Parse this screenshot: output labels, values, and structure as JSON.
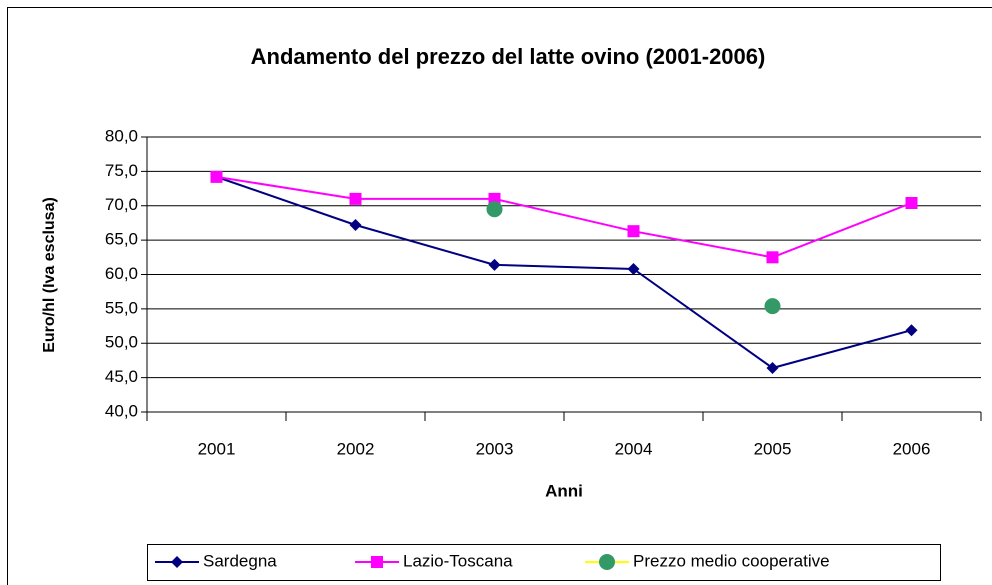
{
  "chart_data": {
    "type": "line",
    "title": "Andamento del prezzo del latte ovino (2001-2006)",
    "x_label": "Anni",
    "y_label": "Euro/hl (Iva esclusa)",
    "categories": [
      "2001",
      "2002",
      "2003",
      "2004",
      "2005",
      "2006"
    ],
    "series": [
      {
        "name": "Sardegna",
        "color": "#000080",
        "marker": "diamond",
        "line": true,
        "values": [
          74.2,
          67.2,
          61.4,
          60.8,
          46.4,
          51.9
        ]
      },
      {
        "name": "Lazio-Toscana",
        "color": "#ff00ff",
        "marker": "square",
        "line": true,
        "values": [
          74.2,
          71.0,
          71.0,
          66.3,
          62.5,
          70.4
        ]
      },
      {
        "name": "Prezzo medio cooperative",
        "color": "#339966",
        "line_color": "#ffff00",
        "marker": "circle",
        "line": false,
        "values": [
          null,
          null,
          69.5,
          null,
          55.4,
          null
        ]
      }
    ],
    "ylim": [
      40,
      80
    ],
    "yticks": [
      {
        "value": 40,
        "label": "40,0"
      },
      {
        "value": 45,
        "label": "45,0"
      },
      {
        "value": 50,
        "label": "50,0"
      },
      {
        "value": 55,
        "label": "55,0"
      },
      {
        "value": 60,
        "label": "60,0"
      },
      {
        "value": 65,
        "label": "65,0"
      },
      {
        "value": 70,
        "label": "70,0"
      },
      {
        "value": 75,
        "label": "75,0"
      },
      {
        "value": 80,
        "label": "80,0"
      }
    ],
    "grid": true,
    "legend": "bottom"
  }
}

---

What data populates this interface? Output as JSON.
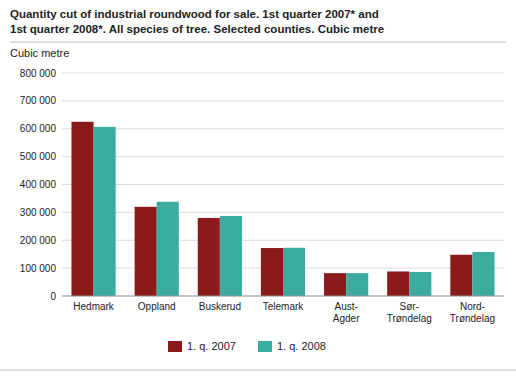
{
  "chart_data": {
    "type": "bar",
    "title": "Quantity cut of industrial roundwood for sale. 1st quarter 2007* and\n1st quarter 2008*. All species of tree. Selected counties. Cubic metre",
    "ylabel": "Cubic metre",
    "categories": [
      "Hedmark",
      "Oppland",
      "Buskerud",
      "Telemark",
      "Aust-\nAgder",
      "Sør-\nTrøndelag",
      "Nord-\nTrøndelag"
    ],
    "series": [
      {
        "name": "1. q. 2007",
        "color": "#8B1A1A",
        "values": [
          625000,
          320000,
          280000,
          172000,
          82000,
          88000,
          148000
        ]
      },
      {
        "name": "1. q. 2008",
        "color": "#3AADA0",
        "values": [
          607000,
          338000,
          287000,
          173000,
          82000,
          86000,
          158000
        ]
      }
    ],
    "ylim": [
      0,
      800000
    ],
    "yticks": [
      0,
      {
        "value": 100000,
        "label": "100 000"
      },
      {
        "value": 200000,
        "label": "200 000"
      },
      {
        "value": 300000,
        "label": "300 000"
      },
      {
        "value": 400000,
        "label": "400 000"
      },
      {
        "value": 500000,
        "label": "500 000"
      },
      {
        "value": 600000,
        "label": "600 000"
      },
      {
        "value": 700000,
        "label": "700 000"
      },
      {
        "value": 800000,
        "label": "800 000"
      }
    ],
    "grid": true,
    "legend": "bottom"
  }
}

==

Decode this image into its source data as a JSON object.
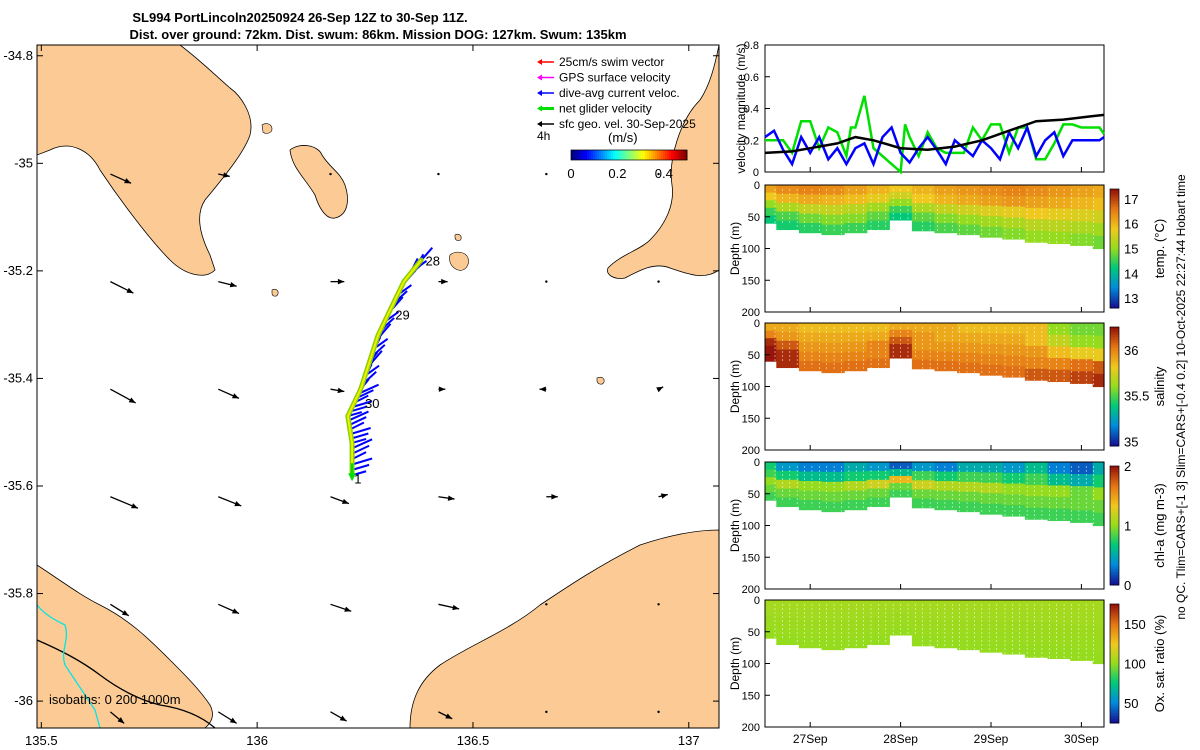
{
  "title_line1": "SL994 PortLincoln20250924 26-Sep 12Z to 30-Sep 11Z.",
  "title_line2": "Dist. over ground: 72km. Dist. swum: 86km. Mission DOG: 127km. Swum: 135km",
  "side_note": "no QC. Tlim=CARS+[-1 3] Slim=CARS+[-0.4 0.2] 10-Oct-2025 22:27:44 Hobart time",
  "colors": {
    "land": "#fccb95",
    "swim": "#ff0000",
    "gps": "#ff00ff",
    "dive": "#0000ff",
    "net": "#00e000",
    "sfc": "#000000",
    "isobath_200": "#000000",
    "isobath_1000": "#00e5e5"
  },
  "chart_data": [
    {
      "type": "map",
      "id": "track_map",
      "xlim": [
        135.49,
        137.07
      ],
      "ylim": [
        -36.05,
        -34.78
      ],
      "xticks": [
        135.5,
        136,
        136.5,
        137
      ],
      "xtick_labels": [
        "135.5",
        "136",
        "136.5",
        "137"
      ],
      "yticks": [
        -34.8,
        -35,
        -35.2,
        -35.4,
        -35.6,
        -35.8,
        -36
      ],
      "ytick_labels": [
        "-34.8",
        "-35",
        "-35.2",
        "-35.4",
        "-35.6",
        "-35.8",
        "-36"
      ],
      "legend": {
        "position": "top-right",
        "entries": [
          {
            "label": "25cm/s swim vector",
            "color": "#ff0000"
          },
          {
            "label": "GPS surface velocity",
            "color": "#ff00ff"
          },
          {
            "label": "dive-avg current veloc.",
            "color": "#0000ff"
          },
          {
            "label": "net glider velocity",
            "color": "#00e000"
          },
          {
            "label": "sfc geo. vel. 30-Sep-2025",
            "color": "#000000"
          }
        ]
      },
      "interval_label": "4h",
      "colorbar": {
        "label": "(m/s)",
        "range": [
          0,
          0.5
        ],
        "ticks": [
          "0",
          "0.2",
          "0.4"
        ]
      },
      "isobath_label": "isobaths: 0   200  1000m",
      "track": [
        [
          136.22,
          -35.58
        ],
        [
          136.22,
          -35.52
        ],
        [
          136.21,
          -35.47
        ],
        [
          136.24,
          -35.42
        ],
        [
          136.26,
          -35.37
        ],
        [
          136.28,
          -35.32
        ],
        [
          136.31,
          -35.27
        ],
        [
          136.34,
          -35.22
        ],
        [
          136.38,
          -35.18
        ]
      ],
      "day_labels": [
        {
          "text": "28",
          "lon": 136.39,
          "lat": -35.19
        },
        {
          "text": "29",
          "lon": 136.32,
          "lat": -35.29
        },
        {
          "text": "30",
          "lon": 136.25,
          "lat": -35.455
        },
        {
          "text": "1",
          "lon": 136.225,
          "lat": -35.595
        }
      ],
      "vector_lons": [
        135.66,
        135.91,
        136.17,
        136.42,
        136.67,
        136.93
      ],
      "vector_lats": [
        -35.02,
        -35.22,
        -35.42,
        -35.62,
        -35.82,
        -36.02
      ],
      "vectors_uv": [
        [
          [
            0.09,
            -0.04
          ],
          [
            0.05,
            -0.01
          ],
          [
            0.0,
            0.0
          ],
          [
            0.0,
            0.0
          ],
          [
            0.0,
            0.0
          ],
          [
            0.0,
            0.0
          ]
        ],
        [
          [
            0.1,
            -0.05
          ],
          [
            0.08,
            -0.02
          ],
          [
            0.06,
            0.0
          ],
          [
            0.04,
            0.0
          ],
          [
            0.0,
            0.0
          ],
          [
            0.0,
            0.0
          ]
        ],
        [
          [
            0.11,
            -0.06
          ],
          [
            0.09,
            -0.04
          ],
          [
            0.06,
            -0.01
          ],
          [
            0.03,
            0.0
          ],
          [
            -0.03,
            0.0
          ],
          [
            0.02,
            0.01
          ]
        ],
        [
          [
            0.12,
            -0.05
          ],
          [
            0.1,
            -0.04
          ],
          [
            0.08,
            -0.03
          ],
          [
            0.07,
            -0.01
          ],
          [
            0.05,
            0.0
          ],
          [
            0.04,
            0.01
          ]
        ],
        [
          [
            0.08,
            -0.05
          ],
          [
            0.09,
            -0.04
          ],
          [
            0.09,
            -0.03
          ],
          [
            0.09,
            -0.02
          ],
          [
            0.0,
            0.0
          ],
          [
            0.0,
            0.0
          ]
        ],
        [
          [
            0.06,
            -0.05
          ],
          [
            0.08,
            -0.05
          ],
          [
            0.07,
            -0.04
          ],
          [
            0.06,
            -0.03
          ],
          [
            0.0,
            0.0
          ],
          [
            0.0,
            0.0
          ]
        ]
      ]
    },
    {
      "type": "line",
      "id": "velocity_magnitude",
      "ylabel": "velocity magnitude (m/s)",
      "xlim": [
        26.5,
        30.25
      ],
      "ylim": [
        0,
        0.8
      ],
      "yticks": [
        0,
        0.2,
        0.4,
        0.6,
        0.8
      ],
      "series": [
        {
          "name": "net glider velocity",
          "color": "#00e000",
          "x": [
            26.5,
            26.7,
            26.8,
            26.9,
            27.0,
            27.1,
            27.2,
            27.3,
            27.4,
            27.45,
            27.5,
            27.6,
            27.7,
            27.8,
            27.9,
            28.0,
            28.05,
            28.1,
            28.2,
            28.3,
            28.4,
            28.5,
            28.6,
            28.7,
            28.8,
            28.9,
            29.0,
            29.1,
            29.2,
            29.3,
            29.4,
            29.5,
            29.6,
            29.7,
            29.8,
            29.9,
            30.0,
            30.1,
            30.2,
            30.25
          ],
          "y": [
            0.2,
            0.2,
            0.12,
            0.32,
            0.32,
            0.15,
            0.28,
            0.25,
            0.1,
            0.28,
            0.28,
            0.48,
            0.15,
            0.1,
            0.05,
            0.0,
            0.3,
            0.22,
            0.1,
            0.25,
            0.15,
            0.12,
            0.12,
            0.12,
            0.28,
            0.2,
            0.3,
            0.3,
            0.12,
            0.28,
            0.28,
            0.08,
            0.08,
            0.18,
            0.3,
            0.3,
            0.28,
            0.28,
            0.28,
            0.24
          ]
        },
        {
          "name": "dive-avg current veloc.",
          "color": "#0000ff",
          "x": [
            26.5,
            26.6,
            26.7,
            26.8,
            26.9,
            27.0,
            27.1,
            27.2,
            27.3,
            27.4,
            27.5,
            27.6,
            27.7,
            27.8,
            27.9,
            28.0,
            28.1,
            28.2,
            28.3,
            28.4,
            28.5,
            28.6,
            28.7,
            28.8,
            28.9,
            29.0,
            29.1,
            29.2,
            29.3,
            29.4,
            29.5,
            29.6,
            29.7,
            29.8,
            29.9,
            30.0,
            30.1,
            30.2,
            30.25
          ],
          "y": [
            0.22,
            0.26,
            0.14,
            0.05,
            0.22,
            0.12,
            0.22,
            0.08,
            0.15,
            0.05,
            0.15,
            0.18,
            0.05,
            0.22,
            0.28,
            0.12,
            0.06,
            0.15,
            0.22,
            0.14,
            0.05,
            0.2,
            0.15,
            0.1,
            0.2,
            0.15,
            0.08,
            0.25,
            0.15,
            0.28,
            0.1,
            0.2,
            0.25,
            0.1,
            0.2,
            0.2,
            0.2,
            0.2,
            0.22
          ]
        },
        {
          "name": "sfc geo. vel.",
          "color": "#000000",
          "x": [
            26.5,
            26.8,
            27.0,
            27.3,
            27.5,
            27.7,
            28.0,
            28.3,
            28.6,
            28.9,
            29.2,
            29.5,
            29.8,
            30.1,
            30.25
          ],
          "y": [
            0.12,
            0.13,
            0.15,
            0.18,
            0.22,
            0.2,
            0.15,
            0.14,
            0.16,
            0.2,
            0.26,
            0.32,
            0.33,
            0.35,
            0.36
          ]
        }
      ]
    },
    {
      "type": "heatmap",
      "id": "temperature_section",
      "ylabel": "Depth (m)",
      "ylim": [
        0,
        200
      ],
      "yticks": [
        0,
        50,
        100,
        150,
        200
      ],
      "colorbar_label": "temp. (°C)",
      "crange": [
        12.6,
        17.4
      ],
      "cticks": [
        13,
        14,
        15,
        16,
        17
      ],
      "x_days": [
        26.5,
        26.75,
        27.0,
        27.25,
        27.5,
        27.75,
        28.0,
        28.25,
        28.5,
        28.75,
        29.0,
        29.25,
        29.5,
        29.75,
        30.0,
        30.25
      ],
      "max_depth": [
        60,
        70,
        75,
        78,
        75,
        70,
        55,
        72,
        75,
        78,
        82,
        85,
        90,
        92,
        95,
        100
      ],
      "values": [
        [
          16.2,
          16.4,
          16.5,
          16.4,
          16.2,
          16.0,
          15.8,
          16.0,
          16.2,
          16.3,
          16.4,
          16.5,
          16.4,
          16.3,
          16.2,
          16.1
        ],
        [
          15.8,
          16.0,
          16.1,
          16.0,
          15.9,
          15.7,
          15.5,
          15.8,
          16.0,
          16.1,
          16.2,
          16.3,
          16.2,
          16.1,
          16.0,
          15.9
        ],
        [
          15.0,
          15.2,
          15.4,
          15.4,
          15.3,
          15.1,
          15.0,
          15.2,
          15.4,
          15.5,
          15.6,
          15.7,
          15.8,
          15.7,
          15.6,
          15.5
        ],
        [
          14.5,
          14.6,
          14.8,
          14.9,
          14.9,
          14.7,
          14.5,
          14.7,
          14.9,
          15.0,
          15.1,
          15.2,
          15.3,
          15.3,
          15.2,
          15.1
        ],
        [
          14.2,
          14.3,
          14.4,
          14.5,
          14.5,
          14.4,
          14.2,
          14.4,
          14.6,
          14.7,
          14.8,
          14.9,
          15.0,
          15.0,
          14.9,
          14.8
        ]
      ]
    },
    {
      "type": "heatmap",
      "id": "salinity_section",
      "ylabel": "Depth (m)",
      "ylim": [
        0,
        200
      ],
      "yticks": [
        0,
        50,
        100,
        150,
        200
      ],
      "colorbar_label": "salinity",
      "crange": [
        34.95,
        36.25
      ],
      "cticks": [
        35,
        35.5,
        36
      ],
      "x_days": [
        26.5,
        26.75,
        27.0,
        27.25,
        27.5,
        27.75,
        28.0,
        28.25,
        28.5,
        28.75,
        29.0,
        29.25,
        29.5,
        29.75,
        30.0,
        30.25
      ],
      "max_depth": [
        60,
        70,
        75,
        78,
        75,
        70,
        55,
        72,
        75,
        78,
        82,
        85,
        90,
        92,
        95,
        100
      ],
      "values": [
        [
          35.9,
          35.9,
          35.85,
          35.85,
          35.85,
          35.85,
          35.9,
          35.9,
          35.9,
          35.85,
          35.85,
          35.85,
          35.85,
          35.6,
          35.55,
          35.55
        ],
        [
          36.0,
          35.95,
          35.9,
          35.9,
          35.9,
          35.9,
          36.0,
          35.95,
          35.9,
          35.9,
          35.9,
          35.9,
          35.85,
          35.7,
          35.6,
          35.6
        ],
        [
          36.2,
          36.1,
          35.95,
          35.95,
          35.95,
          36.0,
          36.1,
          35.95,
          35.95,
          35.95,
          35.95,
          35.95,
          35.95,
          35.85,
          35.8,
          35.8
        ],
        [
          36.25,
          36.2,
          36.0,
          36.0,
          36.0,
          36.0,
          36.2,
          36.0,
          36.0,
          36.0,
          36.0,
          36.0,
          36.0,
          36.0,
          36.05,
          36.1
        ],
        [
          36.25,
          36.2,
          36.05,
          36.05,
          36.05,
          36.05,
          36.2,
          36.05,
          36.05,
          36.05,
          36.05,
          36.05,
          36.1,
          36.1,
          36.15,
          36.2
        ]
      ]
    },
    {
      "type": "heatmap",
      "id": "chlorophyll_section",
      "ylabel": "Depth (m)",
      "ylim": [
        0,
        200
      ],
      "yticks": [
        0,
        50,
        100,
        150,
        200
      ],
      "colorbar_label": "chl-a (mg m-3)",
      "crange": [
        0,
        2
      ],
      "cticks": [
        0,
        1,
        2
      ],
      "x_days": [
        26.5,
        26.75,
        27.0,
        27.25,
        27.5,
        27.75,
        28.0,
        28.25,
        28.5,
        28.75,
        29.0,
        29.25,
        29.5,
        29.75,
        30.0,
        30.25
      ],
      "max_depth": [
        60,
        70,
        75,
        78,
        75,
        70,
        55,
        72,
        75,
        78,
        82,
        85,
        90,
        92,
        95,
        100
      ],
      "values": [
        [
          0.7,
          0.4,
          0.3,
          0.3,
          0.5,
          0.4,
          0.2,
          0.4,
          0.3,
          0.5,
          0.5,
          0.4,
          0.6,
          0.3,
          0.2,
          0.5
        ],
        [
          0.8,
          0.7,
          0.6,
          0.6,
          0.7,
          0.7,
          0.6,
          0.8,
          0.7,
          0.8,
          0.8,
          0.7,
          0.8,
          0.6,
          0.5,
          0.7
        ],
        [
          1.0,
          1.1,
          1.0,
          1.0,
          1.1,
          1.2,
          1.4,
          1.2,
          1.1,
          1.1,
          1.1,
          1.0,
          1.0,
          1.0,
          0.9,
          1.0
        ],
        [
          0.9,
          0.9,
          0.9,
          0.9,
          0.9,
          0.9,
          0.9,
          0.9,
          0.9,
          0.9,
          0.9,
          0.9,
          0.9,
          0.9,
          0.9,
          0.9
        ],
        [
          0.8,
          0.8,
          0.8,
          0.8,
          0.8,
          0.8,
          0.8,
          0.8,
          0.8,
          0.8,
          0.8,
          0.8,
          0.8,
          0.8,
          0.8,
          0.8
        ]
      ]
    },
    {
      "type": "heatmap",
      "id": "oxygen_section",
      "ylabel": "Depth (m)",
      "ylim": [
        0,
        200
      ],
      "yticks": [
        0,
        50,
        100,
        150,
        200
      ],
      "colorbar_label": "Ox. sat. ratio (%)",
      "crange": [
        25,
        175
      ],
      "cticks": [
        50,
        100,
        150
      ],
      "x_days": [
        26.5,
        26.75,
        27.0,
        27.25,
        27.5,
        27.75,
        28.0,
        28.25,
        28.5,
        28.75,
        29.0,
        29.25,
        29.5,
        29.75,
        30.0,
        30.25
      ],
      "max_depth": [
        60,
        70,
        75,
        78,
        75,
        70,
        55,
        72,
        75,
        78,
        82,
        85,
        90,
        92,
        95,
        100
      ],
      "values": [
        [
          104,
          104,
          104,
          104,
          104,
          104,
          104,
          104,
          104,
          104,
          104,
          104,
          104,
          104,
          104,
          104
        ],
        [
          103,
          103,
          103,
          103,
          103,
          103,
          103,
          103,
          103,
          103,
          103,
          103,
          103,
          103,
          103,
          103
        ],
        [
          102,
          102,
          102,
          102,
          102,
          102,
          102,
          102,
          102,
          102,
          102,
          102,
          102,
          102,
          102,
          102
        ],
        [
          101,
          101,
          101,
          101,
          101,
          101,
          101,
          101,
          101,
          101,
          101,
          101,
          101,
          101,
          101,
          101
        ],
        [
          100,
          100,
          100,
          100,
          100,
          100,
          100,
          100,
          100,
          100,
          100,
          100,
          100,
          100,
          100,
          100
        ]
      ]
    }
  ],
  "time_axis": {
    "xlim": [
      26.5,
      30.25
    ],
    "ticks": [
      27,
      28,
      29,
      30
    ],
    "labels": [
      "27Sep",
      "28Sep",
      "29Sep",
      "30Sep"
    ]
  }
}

**Exercise description**
Locate the lines above that contain "this" and copy them.

**Written answer**
Parse this screenshot: output labels, values, and structure as JSON.
What data populates this interface? Output as JSON.
Decode this image into its source data as a JSON object.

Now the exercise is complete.